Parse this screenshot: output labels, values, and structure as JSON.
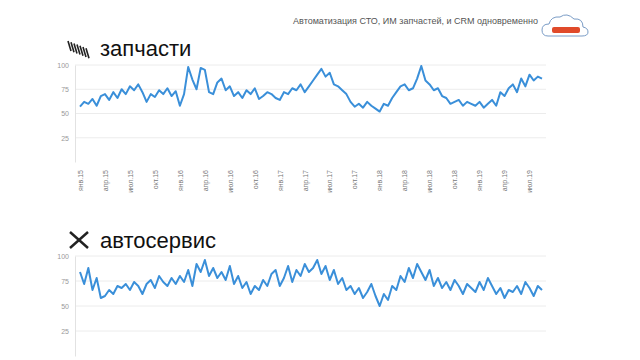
{
  "header": {
    "text": "Автоматизация СТО, ИМ запчастей, и CRM одновременно"
  },
  "chart_data": [
    {
      "type": "line",
      "title": "запчасти",
      "color": "#3a8fd9",
      "grid": true,
      "categories": [
        "янв.15",
        null,
        null,
        null,
        null,
        null,
        "апр.15",
        null,
        null,
        null,
        null,
        null,
        "июл.15",
        null,
        null,
        null,
        null,
        null,
        "окт.15",
        null,
        null,
        null,
        null,
        null,
        "янв.16",
        null,
        null,
        null,
        null,
        null,
        "апр.16",
        null,
        null,
        null,
        null,
        null,
        "июл.16",
        null,
        null,
        null,
        null,
        null,
        "окт.16",
        null,
        null,
        null,
        null,
        null,
        "янв.17",
        null,
        null,
        null,
        null,
        null,
        "апр.17",
        null,
        null,
        null,
        null,
        null,
        "июл.17",
        null,
        null,
        null,
        null,
        null,
        "окт.17",
        null,
        null,
        null,
        null,
        null,
        "янв.18",
        null,
        null,
        null,
        null,
        null,
        "апр.18",
        null,
        null,
        null,
        null,
        null,
        "июл.18",
        null,
        null,
        null,
        null,
        null,
        "окт.18",
        null,
        null,
        null,
        null,
        null,
        "янв.19",
        null,
        null,
        null,
        null,
        null,
        "апр.19",
        null,
        null,
        null,
        null,
        null,
        "июл.19",
        null,
        null,
        null
      ],
      "values": [
        57,
        62,
        60,
        65,
        58,
        68,
        70,
        64,
        72,
        66,
        75,
        70,
        78,
        74,
        80,
        72,
        62,
        70,
        67,
        74,
        70,
        76,
        68,
        73,
        58,
        70,
        98,
        85,
        75,
        97,
        95,
        72,
        70,
        82,
        86,
        74,
        78,
        68,
        72,
        66,
        74,
        70,
        76,
        65,
        68,
        72,
        70,
        66,
        64,
        72,
        70,
        76,
        74,
        80,
        72,
        78,
        84,
        90,
        96,
        88,
        92,
        80,
        78,
        74,
        70,
        62,
        57,
        60,
        56,
        62,
        58,
        55,
        52,
        60,
        58,
        66,
        72,
        78,
        80,
        74,
        76,
        86,
        99,
        84,
        80,
        74,
        76,
        68,
        66,
        60,
        62,
        64,
        58,
        62,
        60,
        58,
        62,
        56,
        60,
        64,
        58,
        72,
        68,
        76,
        80,
        72,
        86,
        78,
        90,
        84,
        88,
        86
      ],
      "ylim": [
        0,
        100
      ],
      "yticks": [
        25,
        50,
        75,
        100
      ]
    },
    {
      "type": "line",
      "title": "автосервис",
      "color": "#3a8fd9",
      "grid": true,
      "tick_labels": "y",
      "categories": [
        null,
        null,
        null,
        null,
        null,
        null,
        null,
        null,
        null,
        null,
        null,
        null,
        null,
        null,
        null,
        null,
        null,
        null,
        null,
        null,
        null,
        null,
        null,
        null,
        null,
        null,
        null,
        null,
        null,
        null,
        null,
        null,
        null,
        null,
        null,
        null,
        null,
        null,
        null,
        null,
        null,
        null,
        null,
        null,
        null,
        null,
        null,
        null,
        null,
        null,
        null,
        null,
        null,
        null,
        null,
        null,
        null,
        null,
        null,
        null,
        null,
        null,
        null,
        null,
        null,
        null,
        null,
        null,
        null,
        null,
        null,
        null,
        null,
        null,
        null,
        null,
        null,
        null,
        null,
        null,
        null,
        null,
        null,
        null,
        null,
        null,
        null,
        null,
        null,
        null,
        null,
        null,
        null,
        null,
        null,
        null,
        null,
        null,
        null,
        null,
        null,
        null,
        null,
        null,
        null,
        null,
        null,
        null,
        null,
        null,
        null,
        null
      ],
      "values": [
        84,
        72,
        88,
        66,
        78,
        58,
        60,
        66,
        62,
        70,
        68,
        72,
        66,
        74,
        70,
        62,
        72,
        76,
        68,
        80,
        74,
        70,
        78,
        72,
        80,
        74,
        86,
        70,
        92,
        84,
        96,
        80,
        88,
        78,
        84,
        76,
        90,
        72,
        80,
        68,
        74,
        62,
        70,
        66,
        76,
        70,
        82,
        86,
        70,
        78,
        90,
        74,
        86,
        80,
        92,
        84,
        88,
        96,
        82,
        90,
        76,
        86,
        72,
        78,
        66,
        70,
        62,
        68,
        58,
        64,
        72,
        60,
        50,
        62,
        56,
        70,
        66,
        80,
        74,
        88,
        78,
        92,
        84,
        76,
        86,
        70,
        78,
        68,
        74,
        66,
        76,
        70,
        62,
        72,
        68,
        64,
        74,
        66,
        78,
        70,
        62,
        68,
        58,
        66,
        64,
        70,
        62,
        74,
        68,
        60,
        70,
        66
      ],
      "ylim": [
        0,
        100
      ],
      "yticks": [
        25,
        50,
        75,
        100
      ]
    }
  ]
}
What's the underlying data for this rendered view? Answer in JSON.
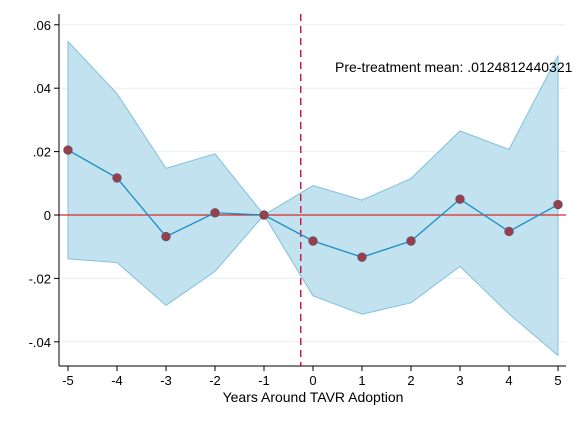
────────
**DESCRIPTION OF THE TASK**
Gather every line from the listing above in which "this" appears, and copy those lines.

**RESPONSE**
Parse this screenshot: output labels, values, and structure as JSON.
What's the underlying data for this rendered view? Answer in JSON.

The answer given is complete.